WRITTEN PROBLEM -
Using the material below, copy every line where "right" appears.

RECORDS PROVIDED -
^^^^^^^^
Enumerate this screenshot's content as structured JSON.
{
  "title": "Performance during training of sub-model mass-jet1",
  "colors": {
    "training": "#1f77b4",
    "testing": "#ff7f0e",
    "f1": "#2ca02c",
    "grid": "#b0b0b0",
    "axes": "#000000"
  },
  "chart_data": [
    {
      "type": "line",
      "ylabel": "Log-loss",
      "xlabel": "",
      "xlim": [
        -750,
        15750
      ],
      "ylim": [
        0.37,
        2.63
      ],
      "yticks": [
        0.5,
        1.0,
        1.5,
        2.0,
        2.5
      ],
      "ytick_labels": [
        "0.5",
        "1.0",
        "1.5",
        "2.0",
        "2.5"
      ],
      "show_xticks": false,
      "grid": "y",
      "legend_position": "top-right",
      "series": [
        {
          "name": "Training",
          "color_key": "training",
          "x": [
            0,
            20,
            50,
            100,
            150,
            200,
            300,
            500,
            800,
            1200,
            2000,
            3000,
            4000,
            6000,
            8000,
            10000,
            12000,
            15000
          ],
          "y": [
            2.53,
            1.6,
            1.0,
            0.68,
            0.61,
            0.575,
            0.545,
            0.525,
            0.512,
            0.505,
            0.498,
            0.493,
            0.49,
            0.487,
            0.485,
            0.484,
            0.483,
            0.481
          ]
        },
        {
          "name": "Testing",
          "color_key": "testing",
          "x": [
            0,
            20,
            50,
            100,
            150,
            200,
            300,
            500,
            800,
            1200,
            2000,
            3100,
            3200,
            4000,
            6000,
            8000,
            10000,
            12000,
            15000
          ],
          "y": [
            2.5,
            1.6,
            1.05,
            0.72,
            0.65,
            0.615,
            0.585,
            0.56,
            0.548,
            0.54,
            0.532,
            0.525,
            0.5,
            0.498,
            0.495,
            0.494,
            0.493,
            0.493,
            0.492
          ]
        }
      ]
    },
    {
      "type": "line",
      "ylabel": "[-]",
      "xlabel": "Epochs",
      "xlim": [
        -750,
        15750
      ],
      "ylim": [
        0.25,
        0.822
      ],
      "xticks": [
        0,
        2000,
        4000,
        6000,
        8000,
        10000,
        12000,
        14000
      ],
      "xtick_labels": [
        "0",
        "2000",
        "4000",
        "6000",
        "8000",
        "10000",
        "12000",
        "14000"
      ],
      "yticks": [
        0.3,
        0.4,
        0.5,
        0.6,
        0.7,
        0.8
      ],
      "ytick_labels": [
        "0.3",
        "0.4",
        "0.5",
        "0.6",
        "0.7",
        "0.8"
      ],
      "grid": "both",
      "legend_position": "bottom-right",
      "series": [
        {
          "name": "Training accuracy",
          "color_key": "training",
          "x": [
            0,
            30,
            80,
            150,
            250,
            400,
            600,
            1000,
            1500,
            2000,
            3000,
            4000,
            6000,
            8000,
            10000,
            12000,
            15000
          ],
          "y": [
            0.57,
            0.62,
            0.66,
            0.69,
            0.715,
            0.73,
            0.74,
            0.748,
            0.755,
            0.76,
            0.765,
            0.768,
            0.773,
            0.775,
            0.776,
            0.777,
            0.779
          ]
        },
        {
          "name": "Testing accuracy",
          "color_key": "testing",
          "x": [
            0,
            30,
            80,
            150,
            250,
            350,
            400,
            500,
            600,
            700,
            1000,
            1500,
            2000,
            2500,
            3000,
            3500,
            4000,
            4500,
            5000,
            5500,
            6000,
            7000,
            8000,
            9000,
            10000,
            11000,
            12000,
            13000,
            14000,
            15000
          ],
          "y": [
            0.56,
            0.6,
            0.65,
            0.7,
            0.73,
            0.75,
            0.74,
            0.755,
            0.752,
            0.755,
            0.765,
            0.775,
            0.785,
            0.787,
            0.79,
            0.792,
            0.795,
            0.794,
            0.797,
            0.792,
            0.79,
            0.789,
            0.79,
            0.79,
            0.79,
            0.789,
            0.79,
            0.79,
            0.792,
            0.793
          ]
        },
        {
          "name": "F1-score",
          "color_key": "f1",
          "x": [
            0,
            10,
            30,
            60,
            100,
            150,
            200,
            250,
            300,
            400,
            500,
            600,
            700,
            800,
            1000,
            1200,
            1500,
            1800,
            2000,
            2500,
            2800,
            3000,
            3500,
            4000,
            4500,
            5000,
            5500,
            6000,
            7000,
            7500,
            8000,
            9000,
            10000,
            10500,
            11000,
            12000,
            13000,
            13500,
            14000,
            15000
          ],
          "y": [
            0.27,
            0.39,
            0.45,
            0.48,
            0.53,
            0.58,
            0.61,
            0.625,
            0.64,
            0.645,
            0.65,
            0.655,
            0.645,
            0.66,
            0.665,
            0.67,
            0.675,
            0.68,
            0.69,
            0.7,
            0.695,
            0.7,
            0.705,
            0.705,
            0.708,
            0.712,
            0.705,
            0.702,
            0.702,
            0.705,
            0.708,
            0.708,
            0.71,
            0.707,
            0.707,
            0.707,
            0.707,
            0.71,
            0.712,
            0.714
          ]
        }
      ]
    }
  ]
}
^^^^^^^^
RESULT FOR THIS TASK -
      "legend_position": "top-right",
      "legend_position": "bottom-right",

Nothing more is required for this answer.